*Stated task*. Reproduce the records below exactly as given.

*Records*.
● ● ● ● ● ● ●

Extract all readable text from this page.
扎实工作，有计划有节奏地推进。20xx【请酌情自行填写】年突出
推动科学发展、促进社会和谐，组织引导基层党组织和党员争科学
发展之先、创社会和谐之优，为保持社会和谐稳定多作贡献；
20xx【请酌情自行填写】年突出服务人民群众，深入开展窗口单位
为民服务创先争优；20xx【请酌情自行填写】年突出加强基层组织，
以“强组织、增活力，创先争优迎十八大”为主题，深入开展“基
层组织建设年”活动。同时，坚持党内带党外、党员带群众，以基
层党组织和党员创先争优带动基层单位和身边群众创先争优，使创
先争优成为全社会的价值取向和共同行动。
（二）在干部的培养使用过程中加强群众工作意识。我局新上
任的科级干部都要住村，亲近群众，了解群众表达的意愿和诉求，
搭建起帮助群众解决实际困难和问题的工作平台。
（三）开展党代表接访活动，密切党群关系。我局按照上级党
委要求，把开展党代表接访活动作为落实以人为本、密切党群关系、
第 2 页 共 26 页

● ● ● ● ● ● ●

*The completed task*.
Extract all readable text from this page.
扎实工作，有计划有节奏地推进。20xx【请酌情自行填写】年突出
推动科学发展、促进社会和谐，组织引导基层党组织和党员争科学
发展之先、创社会和谐之优，为保持社会和谐稳定多作贡献；
20xx【请酌情自行填写】年突出服务人民群众，深入开展窗口单位
为民服务创先争优；20xx【请酌情自行填写】年突出加强基层组织，
以“强组织、增活力，创先争优迎十八大”为主题，深入开展“基
层组织建设年”活动。同时，坚持党内带党外、党员带群众，以基
层党组织和党员创先争优带动基层单位和身边群众创先争优，使创
先争优成为全社会的价值取向和共同行动。
（二）在干部的培养使用过程中加强群众工作意识。我局新上
任的科级干部都要住村，亲近群众，了解群众表达的意愿和诉求，
搭建起帮助群众解决实际困难和问题的工作平台。
（三）开展党代表接访活动，密切党群关系。我局按照上级党
委要求，把开展党代表接访活动作为落实以人为本、密切党群关系、
第 2 页 共 26 页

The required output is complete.